=== YOUR TASK ===
Every record should be copied exactly, except that pictures are to be omitted.

[Saved data entries]
###
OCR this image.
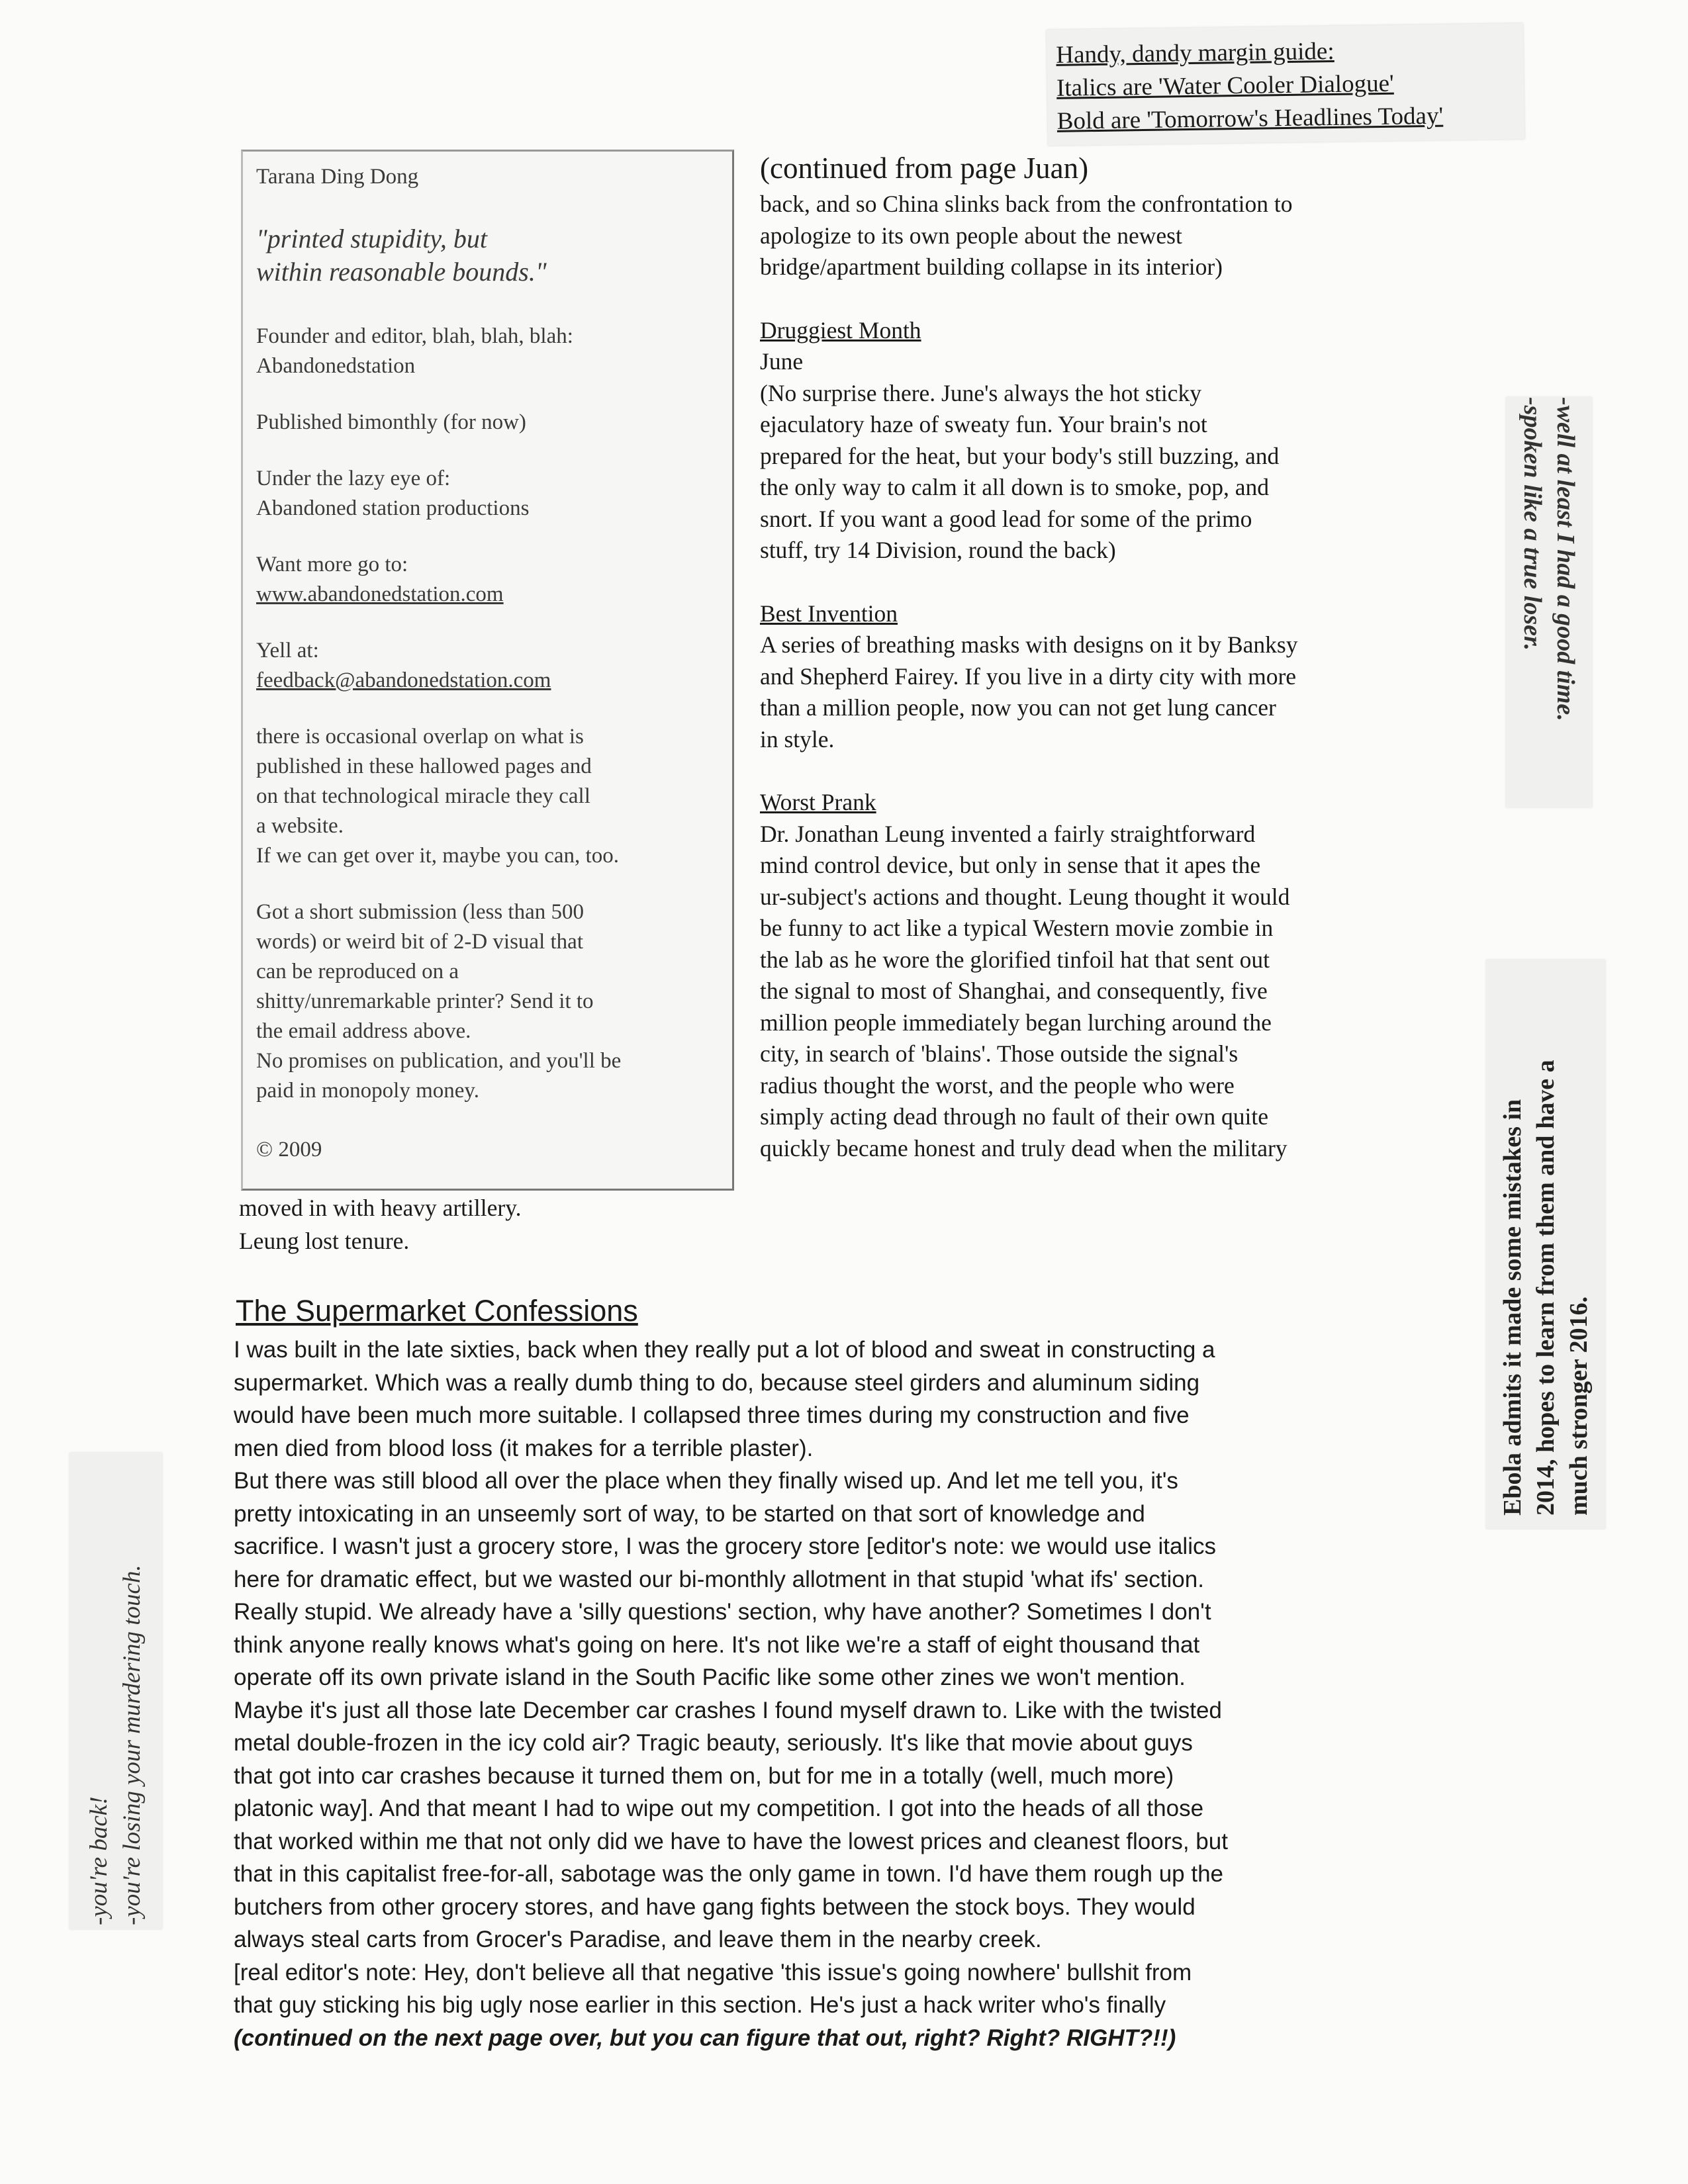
Handy, dandy margin guide:
Italics are 'Water Cooler Dialogue'
Bold are 'Tomorrow's Headlines Today'
Tarana Ding Dong
"printed stupidity, but
within reasonable bounds."
Founder and editor, blah, blah, blah:
Abandonedstation
Published bimonthly (for now)
Under the lazy eye of:
Abandoned station productions
Want more go to:
www.abandonedstation.com
Yell at:
feedback@abandonedstation.com
there is occasional overlap on what is
published in these hallowed pages and
on that technological miracle they call
a website.
If we can get over it, maybe you can, too.
Got a short submission (less than 500
words) or weird bit of 2-D visual that
can be reproduced on a
shitty/unremarkable printer? Send it to
the email address above.
No promises on publication, and you'll be
paid in monopoly money.
© 2009
(continued from page Juan)
back, and so China slinks back from the confrontation to
apologize to its own people about the newest
bridge/apartment building collapse in its interior)
Druggiest Month
June
(No surprise there. June's always the hot sticky
ejaculatory haze of sweaty fun. Your brain's not
prepared for the heat, but your body's still buzzing, and
the only way to calm it all down is to smoke, pop, and
snort. If you want a good lead for some of the primo
stuff, try 14 Division, round the back)
Best Invention
A series of breathing masks with designs on it by Banksy
and Shepherd Fairey. If you live in a dirty city with more
than a million people, now you can not get lung cancer
in style.
Worst Prank
Dr. Jonathan Leung invented a fairly straightforward
mind control device, but only in sense that it apes the
ur-subject's actions and thought. Leung thought it would
be funny to act like a typical Western movie zombie in
the lab as he wore the glorified tinfoil hat that sent out
the signal to most of Shanghai, and consequently, five
million people immediately began lurching around the
city, in search of 'blains'. Those outside the signal's
radius thought the worst, and the people who were
simply acting dead through no fault of their own quite
quickly became honest and truly dead when the military
moved in with heavy artillery.
Leung lost tenure.
The Supermarket Confessions
I was built in the late sixties, back when they really put a lot of blood and sweat in constructing a
supermarket. Which was a really dumb thing to do, because steel girders and aluminum siding
would have been much more suitable. I collapsed three times during my construction and five
men died from blood loss (it makes for a terrible plaster).
But there was still blood all over the place when they finally wised up. And let me tell you, it's
pretty intoxicating in an unseemly sort of way, to be started on that sort of knowledge and
sacrifice. I wasn't just a grocery store, I was the grocery store [editor's note: we would use italics
here for dramatic effect, but we wasted our bi-monthly allotment in that stupid 'what ifs' section.
Really stupid. We already have a 'silly questions' section, why have another? Sometimes I don't
think anyone really knows what's going on here. It's not like we're a staff of eight thousand that
operate off its own private island in the South Pacific like some other zines we won't mention.
Maybe it's just all those late December car crashes I found myself drawn to. Like with the twisted
metal double-frozen in the icy cold air? Tragic beauty, seriously. It's like that movie about guys
that got into car crashes because it turned them on, but for me in a totally (well, much more)
platonic way]. And that meant I had to wipe out my competition. I got into the heads of all those
that worked within me that not only did we have to have the lowest prices and cleanest floors, but
that in this capitalist free-for-all, sabotage was the only game in town. I'd have them rough up the
butchers from other grocery stores, and have gang fights between the stock boys. They would
always steal carts from Grocer's Paradise, and leave them in the nearby creek.
[real editor's note: Hey, don't believe all that negative 'this issue's going nowhere' bullshit from
that guy sticking his big ugly nose earlier in this section. He's just a hack writer who's finally
(continued on the next page over, but you can figure that out, right? Right? RIGHT?!!)
-well at least I had a good time.
-spoken like a true loser.
Ebola admits it made some mistakes in 2014, hopes to learn from them and have a much stronger 2016.
-you're back! -you're losing your murdering touch.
###
=== EXERCISE RESULT ===
OCR this image.
Handy, dandy margin guide:
Italics are 'Water Cooler Dialogue'
Bold are 'Tomorrow's Headlines Today'
Tarana Ding Dong
"printed stupidity, but
within reasonable bounds."
Founder and editor, blah, blah, blah:
Abandonedstation
Published bimonthly (for now)
Under the lazy eye of:
Abandoned station productions
Want more go to:
www.abandonedstation.com
Yell at:
feedback@abandonedstation.com
there is occasional overlap on what is
published in these hallowed pages and
on that technological miracle they call
a website.
If we can get over it, maybe you can, too.
Got a short submission (less than 500
words) or weird bit of 2-D visual that
can be reproduced on a
shitty/unremarkable printer? Send it to
the email address above.
No promises on publication, and you'll be
paid in monopoly money.
© 2009
(continued from page Juan)
back, and so China slinks back from the confrontation to
apologize to its own people about the newest
bridge/apartment building collapse in its interior)
Druggiest Month
June
(No surprise there. June's always the hot sticky
ejaculatory haze of sweaty fun. Your brain's not
prepared for the heat, but your body's still buzzing, and
the only way to calm it all down is to smoke, pop, and
snort. If you want a good lead for some of the primo
stuff, try 14 Division, round the back)
Best Invention
A series of breathing masks with designs on it by Banksy
and Shepherd Fairey. If you live in a dirty city with more
than a million people, now you can not get lung cancer
in style.
Worst Prank
Dr. Jonathan Leung invented a fairly straightforward
mind control device, but only in sense that it apes the
ur-subject's actions and thought. Leung thought it would
be funny to act like a typical Western movie zombie in
the lab as he wore the glorified tinfoil hat that sent out
the signal to most of Shanghai, and consequently, five
million people immediately began lurching around the
city, in search of 'blains'. Those outside the signal's
radius thought the worst, and the people who were
simply acting dead through no fault of their own quite
quickly became honest and truly dead when the military
moved in with heavy artillery.
Leung lost tenure.
The Supermarket Confessions
I was built in the late sixties, back when they really put a lot of blood and sweat in constructing a
supermarket. Which was a really dumb thing to do, because steel girders and aluminum siding
would have been much more suitable. I collapsed three times during my construction and five
men died from blood loss (it makes for a terrible plaster).
But there was still blood all over the place when they finally wised up. And let me tell you, it's
pretty intoxicating in an unseemly sort of way, to be started on that sort of knowledge and
sacrifice. I wasn't just a grocery store, I was the grocery store [editor's note: we would use italics
here for dramatic effect, but we wasted our bi-monthly allotment in that stupid 'what ifs' section.
Really stupid. We already have a 'silly questions' section, why have another? Sometimes I don't
think anyone really knows what's going on here. It's not like we're a staff of eight thousand that
operate off its own private island in the South Pacific like some other zines we won't mention.
Maybe it's just all those late December car crashes I found myself drawn to. Like with the twisted
metal double-frozen in the icy cold air? Tragic beauty, seriously. It's like that movie about guys
that got into car crashes because it turned them on, but for me in a totally (well, much more)
platonic way]. And that meant I had to wipe out my competition. I got into the heads of all those
that worked within me that not only did we have to have the lowest prices and cleanest floors, but
that in this capitalist free-for-all, sabotage was the only game in town. I'd have them rough up the
butchers from other grocery stores, and have gang fights between the stock boys. They would
always steal carts from Grocer's Paradise, and leave them in the nearby creek.
[real editor's note: Hey, don't believe all that negative 'this issue's going nowhere' bullshit from
that guy sticking his big ugly nose earlier in this section. He's just a hack writer who's finally
(continued on the next page over, but you can figure that out, right? Right? RIGHT?!!)
-well at least I had a good time.
-spoken like a true loser.
Ebola admits it made some mistakes in 2014, hopes to learn from them and have a much stronger 2016.
-you're back! -you're losing your murdering touch.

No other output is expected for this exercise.